TASK GOAL: Print the entries that appear below, exactly as written and without their pictures.

EXTRACTED INFORMATION:
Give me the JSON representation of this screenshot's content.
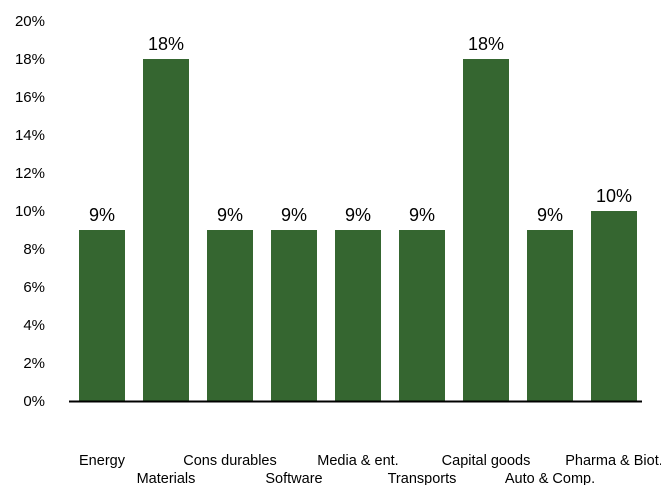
{
  "chart_data": {
    "type": "bar",
    "categories": [
      "Energy",
      "Materials",
      "Cons durables",
      "Software",
      "Media & ent.",
      "Transports",
      "Capital goods",
      "Auto & Comp.",
      "Pharma & Biot."
    ],
    "values": [
      9,
      18,
      9,
      9,
      9,
      9,
      18,
      9,
      10
    ],
    "data_labels": [
      "9%",
      "18%",
      "9%",
      "9%",
      "9%",
      "9%",
      "18%",
      "9%",
      "10%"
    ],
    "y_ticks": [
      "0%",
      "2%",
      "4%",
      "6%",
      "8%",
      "10%",
      "12%",
      "14%",
      "16%",
      "18%",
      "20%"
    ],
    "ylim": [
      0,
      20
    ],
    "grid": false,
    "legend": "none",
    "bar_color": "#356630",
    "title": "",
    "xlabel": "",
    "ylabel": ""
  }
}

RESULT:
Give me the JSON representation of this screenshot's content.
{
  "chart_data": {
    "type": "bar",
    "categories": [
      "Energy",
      "Materials",
      "Cons durables",
      "Software",
      "Media & ent.",
      "Transports",
      "Capital goods",
      "Auto & Comp.",
      "Pharma & Biot."
    ],
    "values": [
      9,
      18,
      9,
      9,
      9,
      9,
      18,
      9,
      10
    ],
    "data_labels": [
      "9%",
      "18%",
      "9%",
      "9%",
      "9%",
      "9%",
      "18%",
      "9%",
      "10%"
    ],
    "y_ticks": [
      "0%",
      "2%",
      "4%",
      "6%",
      "8%",
      "10%",
      "12%",
      "14%",
      "16%",
      "18%",
      "20%"
    ],
    "ylim": [
      0,
      20
    ],
    "grid": false,
    "legend": "none",
    "bar_color": "#356630",
    "title": "",
    "xlabel": "",
    "ylabel": ""
  }
}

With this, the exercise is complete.